-- Start EXERCISE MATERIALS --

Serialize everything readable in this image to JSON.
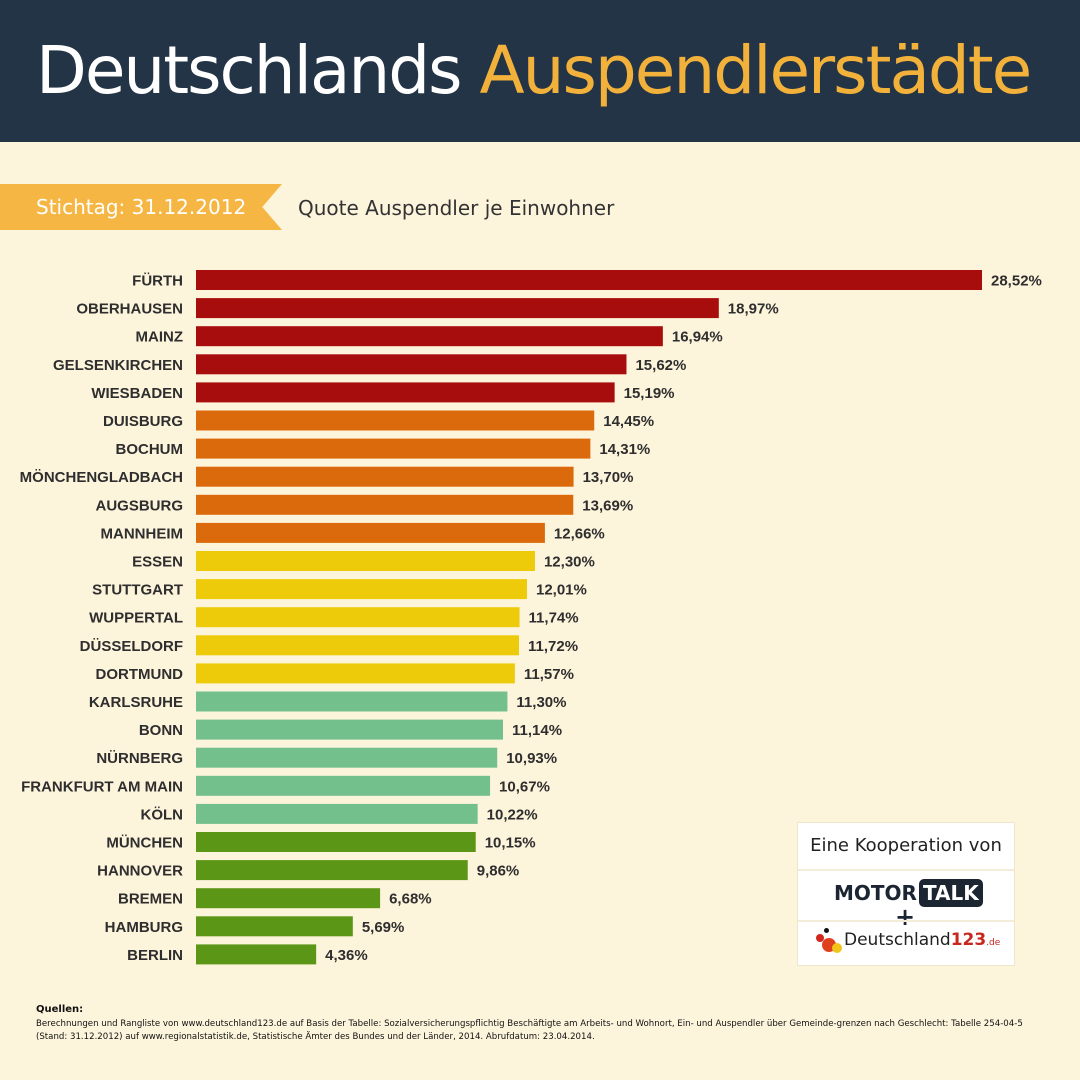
{
  "header": {
    "title_main": "Deutschlands",
    "title_accent": "Auspendlerstädte"
  },
  "ribbon": {
    "label": "Stichtag: 31.12.2012"
  },
  "subtitle": "Quote Auspendler je Einwohner",
  "colors": {
    "header_bg": "#233447",
    "accent": "#f2b13a",
    "background": "#fdf4dc",
    "tier_red": "#a80d0d",
    "tier_orange": "#db6a0c",
    "tier_yellow": "#eecb0a",
    "tier_lightgreen": "#74c08c",
    "tier_darkgreen": "#5c9617"
  },
  "chart_data": {
    "type": "bar",
    "orientation": "horizontal",
    "title": "Quote Auspendler je Einwohner",
    "xlabel": "",
    "ylabel": "",
    "unit": "%",
    "xlim": [
      0,
      28.52
    ],
    "grid": false,
    "categories": [
      "FÜRTH",
      "OBERHAUSEN",
      "MAINZ",
      "GELSENKIRCHEN",
      "WIESBADEN",
      "DUISBURG",
      "BOCHUM",
      "MÖNCHENGLADBACH",
      "AUGSBURG",
      "MANNHEIM",
      "ESSEN",
      "STUTTGART",
      "WUPPERTAL",
      "DÜSSELDORF",
      "DORTMUND",
      "KARLSRUHE",
      "BONN",
      "NÜRNBERG",
      "FRANKFURT AM MAIN",
      "KÖLN",
      "MÜNCHEN",
      "HANNOVER",
      "BREMEN",
      "HAMBURG",
      "BERLIN"
    ],
    "values": [
      28.52,
      18.97,
      16.94,
      15.62,
      15.19,
      14.45,
      14.31,
      13.7,
      13.69,
      12.66,
      12.3,
      12.01,
      11.74,
      11.72,
      11.57,
      11.3,
      11.14,
      10.93,
      10.67,
      10.22,
      10.15,
      9.86,
      6.68,
      5.69,
      4.36
    ],
    "value_labels": [
      "28,52%",
      "18,97%",
      "16,94%",
      "15,62%",
      "15,19%",
      "14,45%",
      "14,31%",
      "13,70%",
      "13,69%",
      "12,66%",
      "12,30%",
      "12,01%",
      "11,74%",
      "11,72%",
      "11,57%",
      "11,30%",
      "11,14%",
      "10,93%",
      "10,67%",
      "10,22%",
      "10,15%",
      "9,86%",
      "6,68%",
      "5,69%",
      "4,36%"
    ],
    "tiers": [
      "red",
      "red",
      "red",
      "red",
      "red",
      "orange",
      "orange",
      "orange",
      "orange",
      "orange",
      "yellow",
      "yellow",
      "yellow",
      "yellow",
      "yellow",
      "lightgreen",
      "lightgreen",
      "lightgreen",
      "lightgreen",
      "lightgreen",
      "darkgreen",
      "darkgreen",
      "darkgreen",
      "darkgreen",
      "darkgreen"
    ]
  },
  "cooperation": {
    "title": "Eine Kooperation von",
    "partner1_a": "MOTOR",
    "partner1_b": "TALK",
    "plus": "+",
    "partner2_name": "Deutschland",
    "partner2_num": "123",
    "partner2_tld": ".de"
  },
  "sources": {
    "heading": "Quellen:",
    "text": "Berechnungen und Rangliste von www.deutschland123.de auf Basis der Tabelle: Sozialversicherungspflichtig Beschäftigte am Arbeits- und Wohnort, Ein- und Auspendler über Gemeinde-grenzen nach Geschlecht: Tabelle 254-04-5 (Stand: 31.12.2012) auf www.regionalstatistik.de, Statistische Ämter des Bundes und der Länder, 2014. Abrufdatum: 23.04.2014."
  }
}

-- End EXERCISE MATERIALS --

#### OBJECTIVE:
Leave the pictures out and print the records above exactly as they stand.

#### RESPONSE TO THE EXERCISE:
Serialize everything readable in this image to JSON.
{
  "header": {
    "title_main": "Deutschlands",
    "title_accent": "Auspendlerstädte"
  },
  "ribbon": {
    "label": "Stichtag: 31.12.2012"
  },
  "subtitle": "Quote Auspendler je Einwohner",
  "colors": {
    "header_bg": "#233447",
    "accent": "#f2b13a",
    "background": "#fdf4dc",
    "tier_red": "#a80d0d",
    "tier_orange": "#db6a0c",
    "tier_yellow": "#eecb0a",
    "tier_lightgreen": "#74c08c",
    "tier_darkgreen": "#5c9617"
  },
  "chart_data": {
    "type": "bar",
    "orientation": "horizontal",
    "title": "Quote Auspendler je Einwohner",
    "xlabel": "",
    "ylabel": "",
    "unit": "%",
    "xlim": [
      0,
      28.52
    ],
    "grid": false,
    "categories": [
      "FÜRTH",
      "OBERHAUSEN",
      "MAINZ",
      "GELSENKIRCHEN",
      "WIESBADEN",
      "DUISBURG",
      "BOCHUM",
      "MÖNCHENGLADBACH",
      "AUGSBURG",
      "MANNHEIM",
      "ESSEN",
      "STUTTGART",
      "WUPPERTAL",
      "DÜSSELDORF",
      "DORTMUND",
      "KARLSRUHE",
      "BONN",
      "NÜRNBERG",
      "FRANKFURT AM MAIN",
      "KÖLN",
      "MÜNCHEN",
      "HANNOVER",
      "BREMEN",
      "HAMBURG",
      "BERLIN"
    ],
    "values": [
      28.52,
      18.97,
      16.94,
      15.62,
      15.19,
      14.45,
      14.31,
      13.7,
      13.69,
      12.66,
      12.3,
      12.01,
      11.74,
      11.72,
      11.57,
      11.3,
      11.14,
      10.93,
      10.67,
      10.22,
      10.15,
      9.86,
      6.68,
      5.69,
      4.36
    ],
    "value_labels": [
      "28,52%",
      "18,97%",
      "16,94%",
      "15,62%",
      "15,19%",
      "14,45%",
      "14,31%",
      "13,70%",
      "13,69%",
      "12,66%",
      "12,30%",
      "12,01%",
      "11,74%",
      "11,72%",
      "11,57%",
      "11,30%",
      "11,14%",
      "10,93%",
      "10,67%",
      "10,22%",
      "10,15%",
      "9,86%",
      "6,68%",
      "5,69%",
      "4,36%"
    ],
    "tiers": [
      "red",
      "red",
      "red",
      "red",
      "red",
      "orange",
      "orange",
      "orange",
      "orange",
      "orange",
      "yellow",
      "yellow",
      "yellow",
      "yellow",
      "yellow",
      "lightgreen",
      "lightgreen",
      "lightgreen",
      "lightgreen",
      "lightgreen",
      "darkgreen",
      "darkgreen",
      "darkgreen",
      "darkgreen",
      "darkgreen"
    ]
  },
  "cooperation": {
    "title": "Eine Kooperation von",
    "partner1_a": "MOTOR",
    "partner1_b": "TALK",
    "plus": "+",
    "partner2_name": "Deutschland",
    "partner2_num": "123",
    "partner2_tld": ".de"
  },
  "sources": {
    "heading": "Quellen:",
    "text": "Berechnungen und Rangliste von www.deutschland123.de auf Basis der Tabelle: Sozialversicherungspflichtig Beschäftigte am Arbeits- und Wohnort, Ein- und Auspendler über Gemeinde-grenzen nach Geschlecht: Tabelle 254-04-5 (Stand: 31.12.2012) auf www.regionalstatistik.de, Statistische Ämter des Bundes und der Länder, 2014. Abrufdatum: 23.04.2014."
  }
}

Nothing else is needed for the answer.